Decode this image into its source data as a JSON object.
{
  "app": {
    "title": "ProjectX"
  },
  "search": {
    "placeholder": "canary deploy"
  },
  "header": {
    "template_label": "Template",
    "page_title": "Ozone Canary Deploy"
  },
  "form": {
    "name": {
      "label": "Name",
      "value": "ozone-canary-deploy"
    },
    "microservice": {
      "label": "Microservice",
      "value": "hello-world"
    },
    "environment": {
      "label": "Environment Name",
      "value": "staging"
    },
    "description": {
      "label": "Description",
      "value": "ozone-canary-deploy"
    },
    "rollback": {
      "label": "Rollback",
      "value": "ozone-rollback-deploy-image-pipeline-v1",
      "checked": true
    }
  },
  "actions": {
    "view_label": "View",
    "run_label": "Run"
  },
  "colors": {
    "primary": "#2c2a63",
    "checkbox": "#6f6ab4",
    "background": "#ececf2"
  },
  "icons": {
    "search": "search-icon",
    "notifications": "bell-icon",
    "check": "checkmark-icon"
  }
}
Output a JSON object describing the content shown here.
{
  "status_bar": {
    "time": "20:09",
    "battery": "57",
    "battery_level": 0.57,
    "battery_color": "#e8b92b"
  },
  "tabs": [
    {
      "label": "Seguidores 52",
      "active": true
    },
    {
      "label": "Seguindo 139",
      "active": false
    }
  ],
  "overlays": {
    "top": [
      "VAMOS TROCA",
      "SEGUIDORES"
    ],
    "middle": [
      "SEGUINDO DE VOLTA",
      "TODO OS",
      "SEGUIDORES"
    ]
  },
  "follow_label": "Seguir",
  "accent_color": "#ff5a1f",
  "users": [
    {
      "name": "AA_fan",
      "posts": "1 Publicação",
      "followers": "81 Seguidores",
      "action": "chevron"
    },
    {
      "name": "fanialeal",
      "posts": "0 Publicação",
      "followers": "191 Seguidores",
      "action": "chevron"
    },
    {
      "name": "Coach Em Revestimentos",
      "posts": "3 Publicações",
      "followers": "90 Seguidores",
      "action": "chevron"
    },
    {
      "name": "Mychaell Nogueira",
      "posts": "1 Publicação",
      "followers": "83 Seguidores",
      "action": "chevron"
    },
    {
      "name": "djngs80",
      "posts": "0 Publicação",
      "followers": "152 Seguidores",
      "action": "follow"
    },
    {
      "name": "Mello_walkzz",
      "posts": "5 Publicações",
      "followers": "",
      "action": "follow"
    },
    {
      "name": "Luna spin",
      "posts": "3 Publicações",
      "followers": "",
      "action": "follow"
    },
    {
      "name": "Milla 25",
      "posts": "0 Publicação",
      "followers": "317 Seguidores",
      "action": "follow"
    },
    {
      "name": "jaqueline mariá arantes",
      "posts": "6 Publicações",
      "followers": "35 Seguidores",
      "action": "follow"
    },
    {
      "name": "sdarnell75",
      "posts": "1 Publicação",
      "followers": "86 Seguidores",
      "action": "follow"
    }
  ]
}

________________________________________

[Exercise directions]: Output the listing above word for word.

[Answer for the task]:
Decode this image into its source data as a JSON object.
{
  "app": {
    "title": "ProjectX"
  },
  "search": {
    "placeholder": "canary deploy"
  },
  "header": {
    "template_label": "Template",
    "page_title": "Ozone Canary Deploy"
  },
  "form": {
    "name": {
      "label": "Name",
      "value": "ozone-canary-deploy"
    },
    "microservice": {
      "label": "Microservice",
      "value": "hello-world"
    },
    "environment": {
      "label": "Environment Name",
      "value": "staging"
    },
    "description": {
      "label": "Description",
      "value": "ozone-canary-deploy"
    },
    "rollback": {
      "label": "Rollback",
      "value": "ozone-rollback-deploy-image-pipeline-v1",
      "checked": true
    }
  },
  "actions": {
    "view_label": "View",
    "run_label": "Run"
  },
  "colors": {
    "primary": "#2c2a63",
    "checkbox": "#6f6ab4",
    "background": "#ececf2"
  },
  "icons": {
    "search": "search-icon",
    "notifications": "bell-icon",
    "check": "checkmark-icon"
  }
}
Output a JSON object describing the content shown here.
{
  "status_bar": {
    "time": "20:09",
    "battery": "57",
    "battery_level": 0.57,
    "battery_color": "#e8b92b"
  },
  "tabs": [
    {
      "label": "Seguidores 52",
      "active": true
    },
    {
      "label": "Seguindo 139",
      "active": false
    }
  ],
  "overlays": {
    "top": [
      "VAMOS TROCA",
      "SEGUIDORES"
    ],
    "middle": [
      "SEGUINDO DE VOLTA",
      "TODO OS",
      "SEGUIDORES"
    ]
  },
  "follow_label": "Seguir",
  "accent_color": "#ff5a1f",
  "users": [
    {
      "name": "AA_fan",
      "posts": "1 Publicação",
      "followers": "81 Seguidores",
      "action": "chevron"
    },
    {
      "name": "fanialeal",
      "posts": "0 Publicação",
      "followers": "191 Seguidores",
      "action": "chevron"
    },
    {
      "name": "Coach Em Revestimentos",
      "posts": "3 Publicações",
      "followers": "90 Seguidores",
      "action": "chevron"
    },
    {
      "name": "Mychaell Nogueira",
      "posts": "1 Publicação",
      "followers": "83 Seguidores",
      "action": "chevron"
    },
    {
      "name": "djngs80",
      "posts": "0 Publicação",
      "followers": "152 Seguidores",
      "action": "follow"
    },
    {
      "name": "Mello_walkzz",
      "posts": "5 Publicações",
      "followers": "",
      "action": "follow"
    },
    {
      "name": "Luna spin",
      "posts": "3 Publicações",
      "followers": "",
      "action": "follow"
    },
    {
      "name": "Milla 25",
      "posts": "0 Publicação",
      "followers": "317 Seguidores",
      "action": "follow"
    },
    {
      "name": "jaqueline mariá arantes",
      "posts": "6 Publicações",
      "followers": "35 Seguidores",
      "action": "follow"
    },
    {
      "name": "sdarnell75",
      "posts": "1 Publicação",
      "followers": "86 Seguidores",
      "action": "follow"
    }
  ]
}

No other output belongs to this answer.